__Written request__: Copy each line below that contains "input".
==============================
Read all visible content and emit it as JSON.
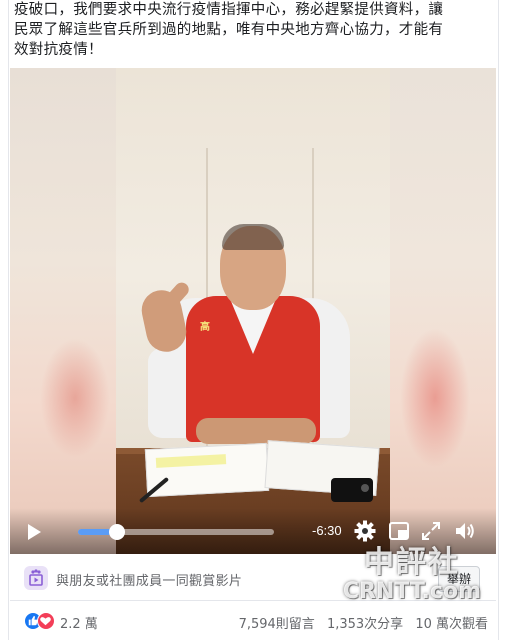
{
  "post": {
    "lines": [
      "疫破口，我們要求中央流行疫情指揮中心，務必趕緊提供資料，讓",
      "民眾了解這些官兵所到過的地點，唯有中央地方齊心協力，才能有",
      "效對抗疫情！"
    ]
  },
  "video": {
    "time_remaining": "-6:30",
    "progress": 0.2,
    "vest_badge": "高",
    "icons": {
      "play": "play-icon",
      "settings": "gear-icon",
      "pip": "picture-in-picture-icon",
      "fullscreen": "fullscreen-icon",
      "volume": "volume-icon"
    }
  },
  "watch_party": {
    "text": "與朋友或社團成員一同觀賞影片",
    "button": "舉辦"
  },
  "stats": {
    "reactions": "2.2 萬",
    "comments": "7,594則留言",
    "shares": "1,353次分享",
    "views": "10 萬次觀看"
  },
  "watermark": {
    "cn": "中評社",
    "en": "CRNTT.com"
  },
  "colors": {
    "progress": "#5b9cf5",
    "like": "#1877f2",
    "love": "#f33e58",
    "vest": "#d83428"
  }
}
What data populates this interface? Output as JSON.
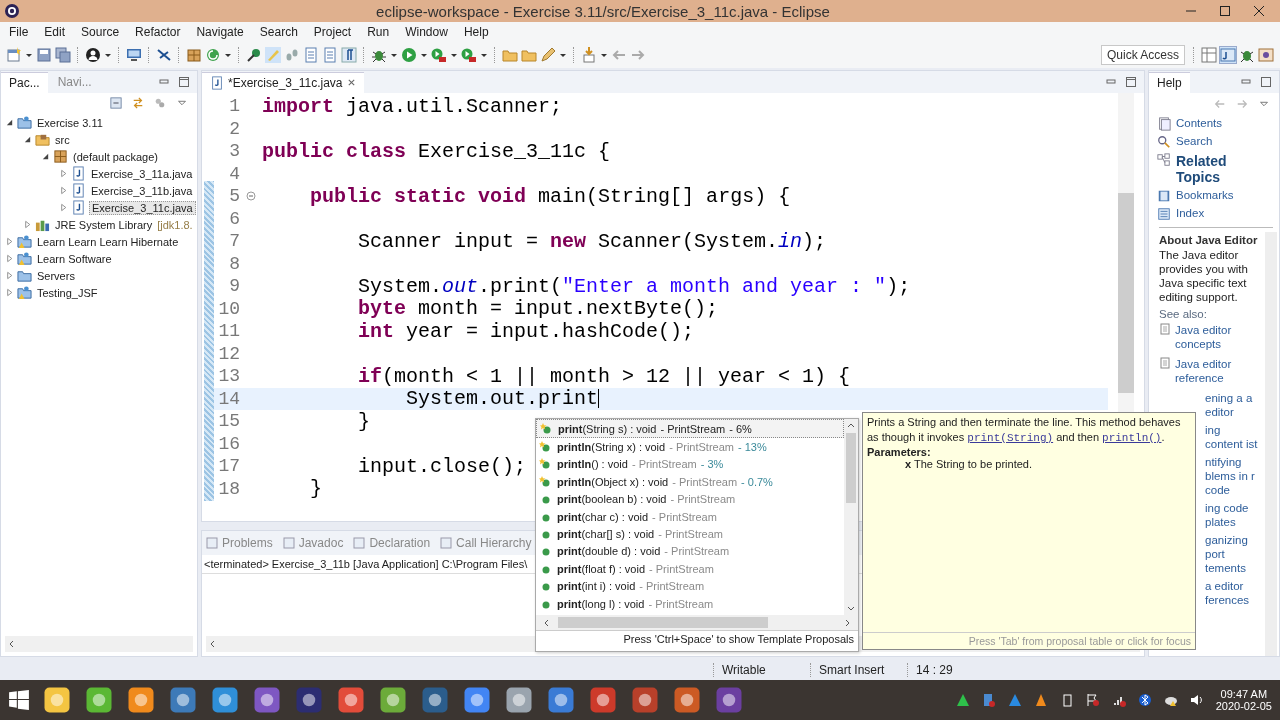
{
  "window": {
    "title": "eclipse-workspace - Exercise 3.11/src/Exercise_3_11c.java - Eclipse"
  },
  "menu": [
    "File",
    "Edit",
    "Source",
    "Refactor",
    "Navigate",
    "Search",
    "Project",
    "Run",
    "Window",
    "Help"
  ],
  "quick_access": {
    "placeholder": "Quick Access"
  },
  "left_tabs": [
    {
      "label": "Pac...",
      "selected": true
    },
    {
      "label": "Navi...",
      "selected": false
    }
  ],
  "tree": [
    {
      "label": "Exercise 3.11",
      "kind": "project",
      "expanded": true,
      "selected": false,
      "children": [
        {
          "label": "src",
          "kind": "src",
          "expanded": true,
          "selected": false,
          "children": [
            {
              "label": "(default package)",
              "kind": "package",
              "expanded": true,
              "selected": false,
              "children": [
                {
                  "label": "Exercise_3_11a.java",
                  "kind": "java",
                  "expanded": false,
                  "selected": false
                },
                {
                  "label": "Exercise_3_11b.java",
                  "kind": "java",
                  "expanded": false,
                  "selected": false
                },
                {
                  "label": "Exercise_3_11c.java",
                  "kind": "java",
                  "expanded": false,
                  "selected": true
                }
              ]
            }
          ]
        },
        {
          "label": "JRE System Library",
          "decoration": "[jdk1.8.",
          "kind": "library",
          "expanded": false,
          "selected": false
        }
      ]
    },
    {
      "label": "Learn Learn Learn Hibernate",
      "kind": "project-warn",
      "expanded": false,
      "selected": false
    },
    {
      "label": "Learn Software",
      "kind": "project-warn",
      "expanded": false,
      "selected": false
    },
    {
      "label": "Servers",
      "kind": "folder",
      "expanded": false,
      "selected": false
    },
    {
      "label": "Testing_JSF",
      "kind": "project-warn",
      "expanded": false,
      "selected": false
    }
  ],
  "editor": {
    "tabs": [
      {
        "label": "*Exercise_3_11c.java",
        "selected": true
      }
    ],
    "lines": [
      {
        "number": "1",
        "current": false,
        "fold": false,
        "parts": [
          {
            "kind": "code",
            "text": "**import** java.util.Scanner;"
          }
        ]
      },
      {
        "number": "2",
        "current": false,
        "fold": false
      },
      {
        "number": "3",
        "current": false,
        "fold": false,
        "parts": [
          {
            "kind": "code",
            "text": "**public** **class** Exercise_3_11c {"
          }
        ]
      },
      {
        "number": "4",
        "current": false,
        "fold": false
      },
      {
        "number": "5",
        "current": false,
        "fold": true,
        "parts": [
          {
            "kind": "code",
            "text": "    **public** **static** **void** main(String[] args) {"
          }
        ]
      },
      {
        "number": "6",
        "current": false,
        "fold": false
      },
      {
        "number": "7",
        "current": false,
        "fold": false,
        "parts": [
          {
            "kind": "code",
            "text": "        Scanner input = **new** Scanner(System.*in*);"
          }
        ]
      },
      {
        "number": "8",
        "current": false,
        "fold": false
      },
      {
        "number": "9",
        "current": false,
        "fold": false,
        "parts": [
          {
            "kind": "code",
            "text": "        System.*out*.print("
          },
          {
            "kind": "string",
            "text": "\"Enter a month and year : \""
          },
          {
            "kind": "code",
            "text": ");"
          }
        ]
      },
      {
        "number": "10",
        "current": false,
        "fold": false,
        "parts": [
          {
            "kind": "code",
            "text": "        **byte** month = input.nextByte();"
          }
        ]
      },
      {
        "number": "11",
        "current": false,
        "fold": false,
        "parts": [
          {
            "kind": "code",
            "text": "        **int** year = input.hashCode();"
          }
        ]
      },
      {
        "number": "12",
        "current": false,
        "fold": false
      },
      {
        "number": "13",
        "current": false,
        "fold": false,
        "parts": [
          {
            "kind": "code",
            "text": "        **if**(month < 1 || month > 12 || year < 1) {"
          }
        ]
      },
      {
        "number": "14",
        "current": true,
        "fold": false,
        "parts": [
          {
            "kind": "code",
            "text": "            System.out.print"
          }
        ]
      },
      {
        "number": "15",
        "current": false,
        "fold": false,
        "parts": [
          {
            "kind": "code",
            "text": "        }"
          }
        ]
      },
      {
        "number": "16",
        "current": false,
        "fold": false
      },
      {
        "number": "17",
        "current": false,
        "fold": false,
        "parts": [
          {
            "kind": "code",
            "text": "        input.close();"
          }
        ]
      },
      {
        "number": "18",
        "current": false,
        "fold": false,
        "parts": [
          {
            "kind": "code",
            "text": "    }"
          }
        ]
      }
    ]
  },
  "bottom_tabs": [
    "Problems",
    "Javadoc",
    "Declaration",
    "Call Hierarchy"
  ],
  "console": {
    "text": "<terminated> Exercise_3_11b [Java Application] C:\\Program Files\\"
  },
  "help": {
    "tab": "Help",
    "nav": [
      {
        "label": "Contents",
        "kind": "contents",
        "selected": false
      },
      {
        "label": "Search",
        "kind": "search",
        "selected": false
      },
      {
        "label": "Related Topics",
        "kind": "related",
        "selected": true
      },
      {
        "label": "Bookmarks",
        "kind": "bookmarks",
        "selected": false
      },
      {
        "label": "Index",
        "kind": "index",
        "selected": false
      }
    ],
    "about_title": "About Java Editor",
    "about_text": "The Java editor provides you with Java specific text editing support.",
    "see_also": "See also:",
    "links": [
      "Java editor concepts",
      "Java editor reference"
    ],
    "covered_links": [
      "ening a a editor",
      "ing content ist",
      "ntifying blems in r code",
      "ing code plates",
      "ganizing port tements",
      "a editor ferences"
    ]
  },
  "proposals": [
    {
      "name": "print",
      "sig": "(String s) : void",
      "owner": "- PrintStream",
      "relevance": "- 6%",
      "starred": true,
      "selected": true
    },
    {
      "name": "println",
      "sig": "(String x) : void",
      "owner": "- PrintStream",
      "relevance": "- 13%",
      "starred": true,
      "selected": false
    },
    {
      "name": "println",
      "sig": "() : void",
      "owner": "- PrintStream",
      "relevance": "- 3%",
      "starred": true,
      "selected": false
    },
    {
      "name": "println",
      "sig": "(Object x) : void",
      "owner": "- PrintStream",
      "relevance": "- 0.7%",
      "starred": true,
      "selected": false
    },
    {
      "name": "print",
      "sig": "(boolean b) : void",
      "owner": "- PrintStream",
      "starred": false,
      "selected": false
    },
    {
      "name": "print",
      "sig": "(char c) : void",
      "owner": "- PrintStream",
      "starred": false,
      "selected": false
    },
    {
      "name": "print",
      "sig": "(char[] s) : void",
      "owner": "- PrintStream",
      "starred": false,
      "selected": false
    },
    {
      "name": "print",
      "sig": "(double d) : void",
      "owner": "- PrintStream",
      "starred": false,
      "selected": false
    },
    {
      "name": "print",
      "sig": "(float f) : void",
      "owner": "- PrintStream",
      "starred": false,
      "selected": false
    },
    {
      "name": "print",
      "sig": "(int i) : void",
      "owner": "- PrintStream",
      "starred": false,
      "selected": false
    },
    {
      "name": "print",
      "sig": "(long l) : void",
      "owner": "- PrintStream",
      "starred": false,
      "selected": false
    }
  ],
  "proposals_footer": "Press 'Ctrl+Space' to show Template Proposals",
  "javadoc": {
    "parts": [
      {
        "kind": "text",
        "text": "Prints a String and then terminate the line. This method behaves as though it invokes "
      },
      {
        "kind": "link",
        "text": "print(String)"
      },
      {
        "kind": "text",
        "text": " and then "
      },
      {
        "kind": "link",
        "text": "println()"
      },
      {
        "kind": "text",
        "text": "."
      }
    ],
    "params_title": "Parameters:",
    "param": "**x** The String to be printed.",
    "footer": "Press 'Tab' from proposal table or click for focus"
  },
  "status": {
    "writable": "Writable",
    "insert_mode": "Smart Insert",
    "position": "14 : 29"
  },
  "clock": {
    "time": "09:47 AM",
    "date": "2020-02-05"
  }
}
==============================
__Correct output__:
            "text": "        Scanner input = **new** Scanner(System.*in*);"
            "text": "        **byte** month = input.nextByte();"
            "text": "        **int** year = input.hashCode();"
            "text": "        input.close();"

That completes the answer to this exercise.